Recorded data

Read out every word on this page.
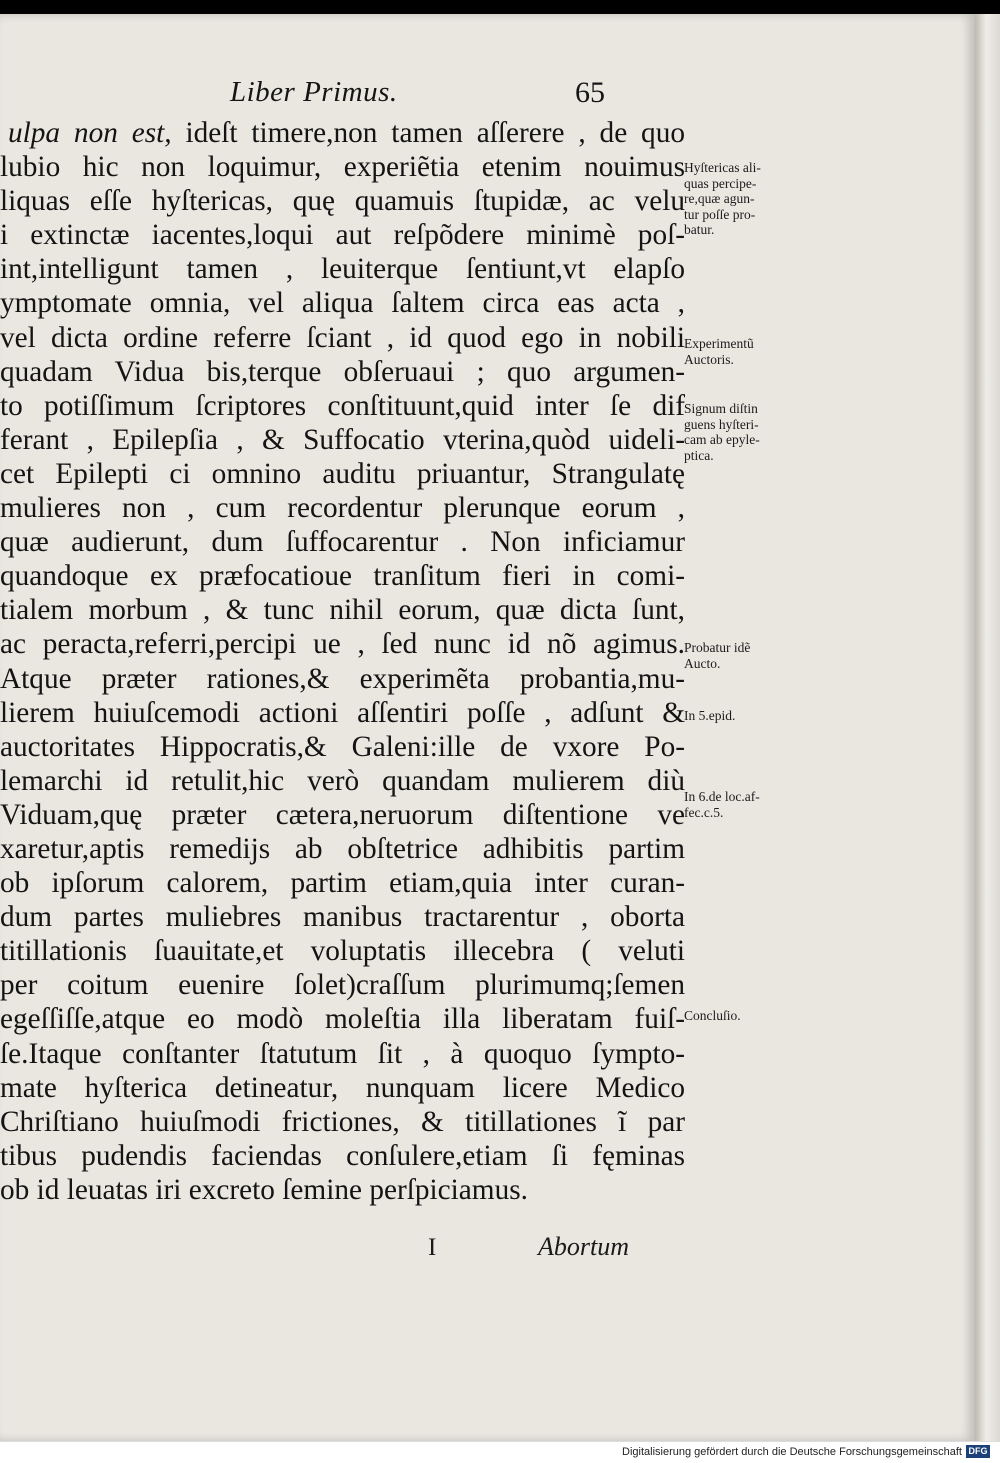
Liber Primus.	65
ulpa non est, ideſt timere,non tamen aſſerere , de quo
lubio hic non loquimur, experiẽtia etenim nouimus
liquas eſſe hyſtericas, quę quamuis ſtupidæ, ac velu
i extinctæ iacentes,loqui aut reſpõdere minimè poſ-
int,intelligunt tamen , leuiterque ſentiunt,vt elapſo
ymptomate omnia, vel aliqua ſaltem circa eas acta ,
vel dicta ordine referre ſciant , id quod ego in nobili
quadam Vidua bis,terque obſeruaui ; quo argumen-
to potiſſimum ſcriptores conſtituunt,quid inter ſe dif
ferant , Epilepſia , & Suffocatio vterina,quòd uideli-
cet Epilepti ci omnino auditu priuantur, Strangulatę
mulieres non , cum recordentur plerunque eorum ,
quæ audierunt, dum ſuffocarentur . Non inficiamur
quandoque ex præfocatioue tranſitum fieri in comi-
tialem morbum , & tunc nihil eorum, quæ dicta ſunt,
ac peracta,referri,percipi ue , ſed nunc id nõ agimus.
Atque præter rationes,& experimẽta probantia,mu-
lierem huiuſcemodi actioni aſſentiri poſſe , adſunt &
auctoritates Hippocratis,& Galeni:ille de vxore Po-
lemarchi id retulit,hic verò quandam mulierem diù
Viduam,quę præter cætera,neruorum diſtentione ve
xaretur,aptis remedijs ab obſtetrice adhibitis partim
ob ipſorum calorem, partim etiam,quia inter curan-
dum partes muliebres manibus tractarentur , oborta
titillationis ſuauitate,et voluptatis illecebra ( veluti
per coitum euenire ſolet)craſſum plurimumq;ſemen
egeſſiſſe,atque eo modò moleſtia illa liberatam fuiſ-
ſe.Itaque conſtanter ſtatutum ſit , à quoquo ſympto-
mate hyſterica detineatur, nunquam licere Medico
Chriſtiano huiuſmodi frictiones, & titillationes ĩ par
tibus pudendis faciendas conſulere,etiam ſi fęminas
ob id leuatas iri excreto ſemine perſpiciamus.
Hyſtericas ali-
quas percipe-
re,quæ agun-
tur poſſe pro-
batur.
Experimentũ
Auctoris.
Signum diſtin
guens hyſteri-
cam ab epyle-
ptica.
Probatur idẽ
Aucto.
In 5.epid.
In 6.de loc.af-
fec.c.5.
Concluſio.
I	Abortum
Digitalisierung gefördert durch die Deutsche Forschungsgemeinschaft DFG
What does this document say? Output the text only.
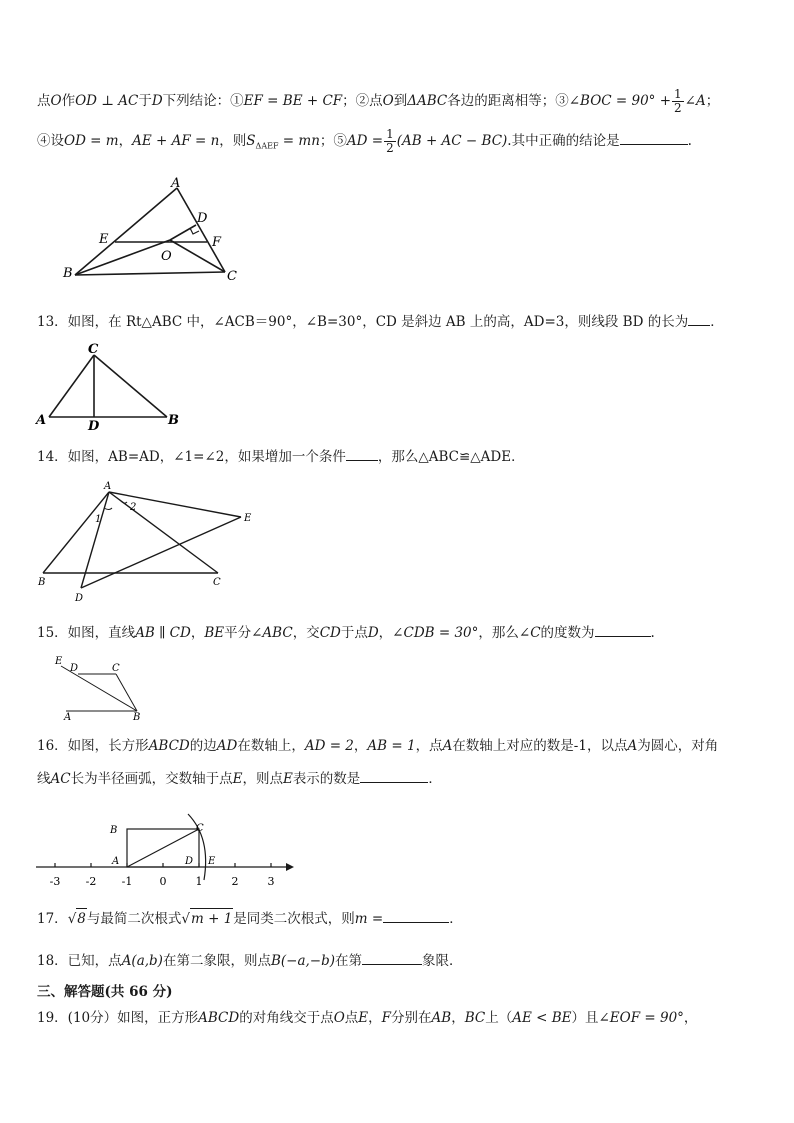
点O作OD ⊥ AC于D下列结论：①EF = BE + CF；②点O到ΔABC各边的距离相等；③∠BOC = $90^\circ + \frac{1}{2}$ ∠A；
④设OD = m，AE + AF = n，则$S_{\Delta AEF}$ = mn；⑤AD = $\frac{1}{2} (AB$ + AC − BC).其中正确的结论是	.
A
B	C
D
E	F
O
13．如图，在 Rt△ABC 中，∠ACB＝90°，∠B=30°，CD 是斜边 AB 上的高，AD=3，则线段 BD 的长为 ．
C
A	B
D
14．如图，AB=AD，∠1=∠2，如果增加一个条件 ，那么△ABC≌△ADE．
A
B	C
D
E
1
2
15．如图，直线AB ∥ CD，BE平分∠ABC，交CD于点D，∠CDB = 30°，那么∠C的度数为	.
E
D	C
A	B
16．如图，长方形ABCD的边AD在数轴上，AD = 2，AB = 1，点A在数轴上对应的数是-1，以点A为圆心，对角
线AC长为半径画弧，交数轴于点E，则点E表示的数是	．
-3 -2 -1 0	1	2	3
B
A
C
D E
17．√8与最简二次根式√m + 1是同类二次根式，则m =	．
18．已知，点A(a,b)在第二象限，则点B(−a,−b)在第	象限．
三、解答题(共 66 分)
19．(10分）如图，正方形ABCD的对角线交于点O点E，F分别在AB，BC上（AE < BE）且∠EOF = 90°，
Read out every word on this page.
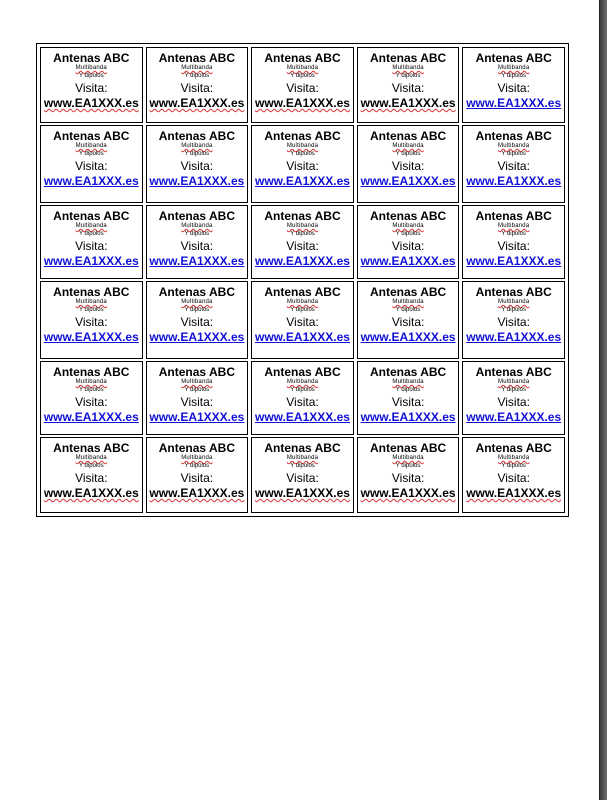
Antenas ABC
Multibanda
Y dipolos
Visita:
www.EA1XXX.es
Antenas ABC
Multibanda
Y dipolos
Visita:
www.EA1XXX.es
Antenas ABC
Multibanda
Y dipolos
Visita:
www.EA1XXX.es
Antenas ABC
Multibanda
Y dipolos
Visita:
www.EA1XXX.es
Antenas ABC
Multibanda
Y dipolos
Visita:
www.EA1XXX.es
Antenas ABC
Multibanda
Y dipolos
Visita:
www.EA1XXX.es
Antenas ABC
Multibanda
Y dipolos
Visita:
www.EA1XXX.es
Antenas ABC
Multibanda
Y dipolos
Visita:
www.EA1XXX.es
Antenas ABC
Multibanda
Y dipolos
Visita:
www.EA1XXX.es
Antenas ABC
Multibanda
Y dipolos
Visita:
www.EA1XXX.es
Antenas ABC
Multibanda
Y dipolos
Visita:
www.EA1XXX.es
Antenas ABC
Multibanda
Y dipolos
Visita:
www.EA1XXX.es
Antenas ABC
Multibanda
Y dipolos
Visita:
www.EA1XXX.es
Antenas ABC
Multibanda
Y dipolos
Visita:
www.EA1XXX.es
Antenas ABC
Multibanda
Y dipolos
Visita:
www.EA1XXX.es
Antenas ABC
Multibanda
Y dipolos
Visita:
www.EA1XXX.es
Antenas ABC
Multibanda
Y dipolos
Visita:
www.EA1XXX.es
Antenas ABC
Multibanda
Y dipolos
Visita:
www.EA1XXX.es
Antenas ABC
Multibanda
Y dipolos
Visita:
www.EA1XXX.es
Antenas ABC
Multibanda
Y dipolos
Visita:
www.EA1XXX.es
Antenas ABC
Multibanda
Y dipolos
Visita:
www.EA1XXX.es
Antenas ABC
Multibanda
Y dipolos
Visita:
www.EA1XXX.es
Antenas ABC
Multibanda
Y dipolos
Visita:
www.EA1XXX.es
Antenas ABC
Multibanda
Y dipolos
Visita:
www.EA1XXX.es
Antenas ABC
Multibanda
Y dipolos
Visita:
www.EA1XXX.es
Antenas ABC
Multibanda
Y dipolos
Visita:
www.EA1XXX.es
Antenas ABC
Multibanda
Y dipolos
Visita:
www.EA1XXX.es
Antenas ABC
Multibanda
Y dipolos
Visita:
www.EA1XXX.es
Antenas ABC
Multibanda
Y dipolos
Visita:
www.EA1XXX.es
Antenas ABC
Multibanda
Y dipolos
Visita:
www.EA1XXX.es
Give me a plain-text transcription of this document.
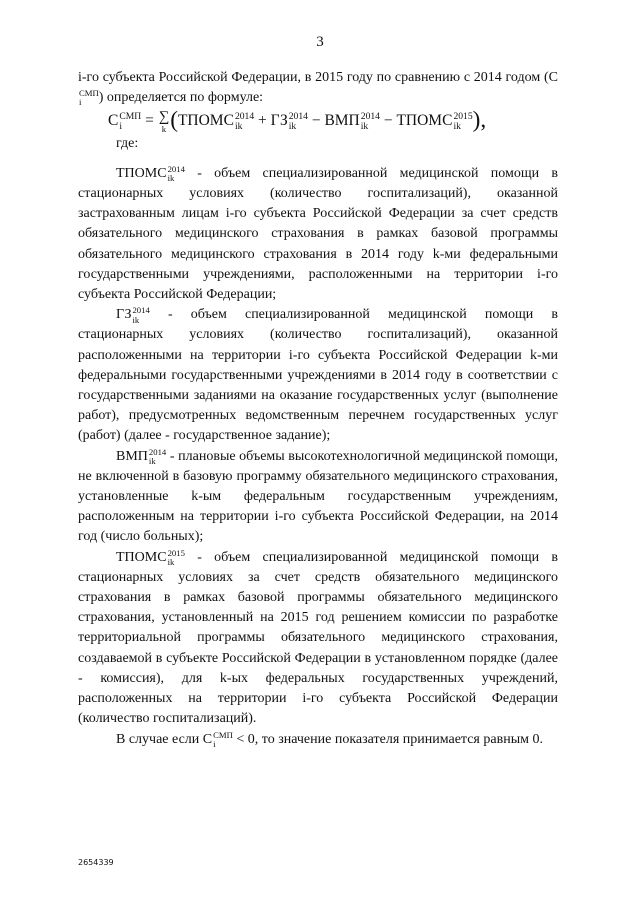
3

i-го субъекта Российской Федерации, в 2015 году по сравнению с 2014 годом (C
СМП
i	) определяется по формуле:

C СМП
i	= ∑
k (ТПОМС 2014
ik + ГЗ 2014
ik − ВМП 2014
ik − ТПОМС 2015
ik ),

где:

ТПОМС 2014
ik - объем специализированной медицинской помощи в стационарных условиях (количество госпитализаций), оказанной застрахованным лицам i-го субъекта Российской Федерации за счет средств обязательного медицинского страхования в рамках базовой программы обязательного медицинского страхования в 2014 году k-ми федеральными государственными учреждениями, расположенными на территории i-го субъекта Российской Федерации;

ГЗ 2014
ik - объем специализированной медицинской помощи в стационарных условиях (количество госпитализаций), оказанной расположенными на территории i-го субъекта Российской Федерации k-ми федеральными государственными учреждениями в 2014 году в соответствии с государственными заданиями на оказание государственных услуг (выполнение работ), предусмотренных ведомственным перечнем государственных услуг (работ) (далее - государственное задание);

ВМП 2014
ik - плановые объемы высокотехнологичной медицинской помощи, не включенной в базовую программу обязательного медицинского страхования, установленные k-ым федеральным государственным учреждениям, расположенным на территории i-го субъекта Российской Федерации, на 2014 год (число больных);

ТПОМС 2015
ik - объем специализированной медицинской помощи в стационарных условиях за счет средств обязательного медицинского страхования в рамках базовой программы обязательного медицинского страхования, установленный на 2015 год решением комиссии по разработке территориальной программы обязательного медицинского страхования, создаваемой в субъекте Российской Федерации в установленном порядке (далее - комиссия), для k-ых федеральных государственных учреждений, расположенных на территории i-го субъекта Российской Федерации (количество госпитализаций).

В случае если C СМП
i	< 0, то значение показателя принимается равным 0.

2654339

**GIVEN EXERCISE**
Show the lines where the word "оказанной" appears in the entries.

**ANSWER TO THE TASK**
ik - объем специализированной медицинской помощи в стационарных условиях (количество госпитализаций), оказанной застрахованным лицам i-го субъекта Российской Федерации за счет средств обязательного медицинского страхования в рамках базовой программы обязательного медицинского страхования в 2014 году k-ми федеральными государственными учреждениями, расположенными на территории i-го субъекта Российской Федерации;
ik - объем специализированной медицинской помощи в стационарных условиях (количество госпитализаций), оказанной расположенными на территории i-го субъекта Российской Федерации k-ми федеральными государственными учреждениями в 2014 году в соответствии с государственными заданиями на оказание государственных услуг (выполнение работ), предусмотренных ведомственным перечнем государственных услуг (работ) (далее - государственное задание);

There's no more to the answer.